Raw records

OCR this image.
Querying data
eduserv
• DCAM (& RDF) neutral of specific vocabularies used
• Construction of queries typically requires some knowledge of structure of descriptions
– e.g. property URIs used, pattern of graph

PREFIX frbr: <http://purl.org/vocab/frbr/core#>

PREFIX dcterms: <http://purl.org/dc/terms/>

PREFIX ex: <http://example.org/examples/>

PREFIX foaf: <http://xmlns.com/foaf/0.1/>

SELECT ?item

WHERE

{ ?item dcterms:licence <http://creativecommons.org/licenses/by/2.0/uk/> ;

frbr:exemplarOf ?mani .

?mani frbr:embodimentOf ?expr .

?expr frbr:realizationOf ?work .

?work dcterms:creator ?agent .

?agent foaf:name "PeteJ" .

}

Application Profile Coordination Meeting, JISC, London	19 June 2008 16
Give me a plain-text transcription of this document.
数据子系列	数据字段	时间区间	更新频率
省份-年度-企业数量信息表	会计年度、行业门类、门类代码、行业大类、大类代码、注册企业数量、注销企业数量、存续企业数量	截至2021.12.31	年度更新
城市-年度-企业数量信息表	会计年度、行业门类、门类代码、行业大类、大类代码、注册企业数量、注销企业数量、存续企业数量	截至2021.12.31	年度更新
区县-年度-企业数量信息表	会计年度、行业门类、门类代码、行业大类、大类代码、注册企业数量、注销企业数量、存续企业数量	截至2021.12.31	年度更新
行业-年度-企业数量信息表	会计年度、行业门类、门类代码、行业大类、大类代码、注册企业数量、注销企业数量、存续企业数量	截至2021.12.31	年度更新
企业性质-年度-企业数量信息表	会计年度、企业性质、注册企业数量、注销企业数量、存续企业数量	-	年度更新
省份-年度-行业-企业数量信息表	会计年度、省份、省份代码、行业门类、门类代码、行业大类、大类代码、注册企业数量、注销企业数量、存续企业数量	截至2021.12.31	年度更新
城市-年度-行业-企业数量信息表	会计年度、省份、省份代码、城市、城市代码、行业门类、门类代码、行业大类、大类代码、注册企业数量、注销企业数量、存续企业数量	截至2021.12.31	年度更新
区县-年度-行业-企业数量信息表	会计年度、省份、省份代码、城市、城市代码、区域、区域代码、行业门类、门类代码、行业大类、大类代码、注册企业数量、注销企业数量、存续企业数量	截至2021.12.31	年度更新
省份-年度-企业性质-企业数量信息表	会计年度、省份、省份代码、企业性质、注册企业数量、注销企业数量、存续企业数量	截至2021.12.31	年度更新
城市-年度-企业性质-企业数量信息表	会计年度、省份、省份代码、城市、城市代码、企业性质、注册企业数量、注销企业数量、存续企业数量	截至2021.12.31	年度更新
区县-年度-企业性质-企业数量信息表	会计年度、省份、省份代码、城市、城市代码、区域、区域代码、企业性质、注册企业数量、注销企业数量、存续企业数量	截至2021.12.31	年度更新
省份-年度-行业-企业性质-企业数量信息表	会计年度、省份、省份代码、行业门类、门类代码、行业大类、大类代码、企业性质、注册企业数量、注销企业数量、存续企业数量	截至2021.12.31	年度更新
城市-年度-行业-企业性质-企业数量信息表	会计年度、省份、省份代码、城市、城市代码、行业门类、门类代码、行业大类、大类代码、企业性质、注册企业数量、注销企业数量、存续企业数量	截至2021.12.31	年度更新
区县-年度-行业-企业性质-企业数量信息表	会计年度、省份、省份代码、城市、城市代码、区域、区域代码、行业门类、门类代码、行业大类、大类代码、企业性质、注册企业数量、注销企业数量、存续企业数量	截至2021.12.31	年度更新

#### [TASK TO CARRY OUT]
Each entry is to be returned in full, character for character.

#### [THE RESPONSE]
OCR this image.
Querying data
eduserv
• DCAM (& RDF) neutral of specific vocabularies used
• Construction of queries typically requires some knowledge of structure of descriptions
– e.g. property URIs used, pattern of graph

PREFIX frbr: <http://purl.org/vocab/frbr/core#>

PREFIX dcterms: <http://purl.org/dc/terms/>

PREFIX ex: <http://example.org/examples/>

PREFIX foaf: <http://xmlns.com/foaf/0.1/>

SELECT ?item

WHERE

{ ?item dcterms:licence <http://creativecommons.org/licenses/by/2.0/uk/> ;

frbr:exemplarOf ?mani .

?mani frbr:embodimentOf ?expr .

?expr frbr:realizationOf ?work .

?work dcterms:creator ?agent .

?agent foaf:name "PeteJ" .

}

Application Profile Coordination Meeting, JISC, London	19 June 2008 16
Give me a plain-text transcription of this document.
数据子系列	数据字段	时间区间	更新频率
省份-年度-企业数量信息表	会计年度、行业门类、门类代码、行业大类、大类代码、注册企业数量、注销企业数量、存续企业数量	截至2021.12.31	年度更新
城市-年度-企业数量信息表	会计年度、行业门类、门类代码、行业大类、大类代码、注册企业数量、注销企业数量、存续企业数量	截至2021.12.31	年度更新
区县-年度-企业数量信息表	会计年度、行业门类、门类代码、行业大类、大类代码、注册企业数量、注销企业数量、存续企业数量	截至2021.12.31	年度更新
行业-年度-企业数量信息表	会计年度、行业门类、门类代码、行业大类、大类代码、注册企业数量、注销企业数量、存续企业数量	截至2021.12.31	年度更新
企业性质-年度-企业数量信息表	会计年度、企业性质、注册企业数量、注销企业数量、存续企业数量	-	年度更新
省份-年度-行业-企业数量信息表	会计年度、省份、省份代码、行业门类、门类代码、行业大类、大类代码、注册企业数量、注销企业数量、存续企业数量	截至2021.12.31	年度更新
城市-年度-行业-企业数量信息表	会计年度、省份、省份代码、城市、城市代码、行业门类、门类代码、行业大类、大类代码、注册企业数量、注销企业数量、存续企业数量	截至2021.12.31	年度更新
区县-年度-行业-企业数量信息表	会计年度、省份、省份代码、城市、城市代码、区域、区域代码、行业门类、门类代码、行业大类、大类代码、注册企业数量、注销企业数量、存续企业数量	截至2021.12.31	年度更新
省份-年度-企业性质-企业数量信息表	会计年度、省份、省份代码、企业性质、注册企业数量、注销企业数量、存续企业数量	截至2021.12.31	年度更新
城市-年度-企业性质-企业数量信息表	会计年度、省份、省份代码、城市、城市代码、企业性质、注册企业数量、注销企业数量、存续企业数量	截至2021.12.31	年度更新
区县-年度-企业性质-企业数量信息表	会计年度、省份、省份代码、城市、城市代码、区域、区域代码、企业性质、注册企业数量、注销企业数量、存续企业数量	截至2021.12.31	年度更新
省份-年度-行业-企业性质-企业数量信息表	会计年度、省份、省份代码、行业门类、门类代码、行业大类、大类代码、企业性质、注册企业数量、注销企业数量、存续企业数量	截至2021.12.31	年度更新
城市-年度-行业-企业性质-企业数量信息表	会计年度、省份、省份代码、城市、城市代码、行业门类、门类代码、行业大类、大类代码、企业性质、注册企业数量、注销企业数量、存续企业数量	截至2021.12.31	年度更新
区县-年度-行业-企业性质-企业数量信息表	会计年度、省份、省份代码、城市、城市代码、区域、区域代码、行业门类、门类代码、行业大类、大类代码、企业性质、注册企业数量、注销企业数量、存续企业数量	截至2021.12.31	年度更新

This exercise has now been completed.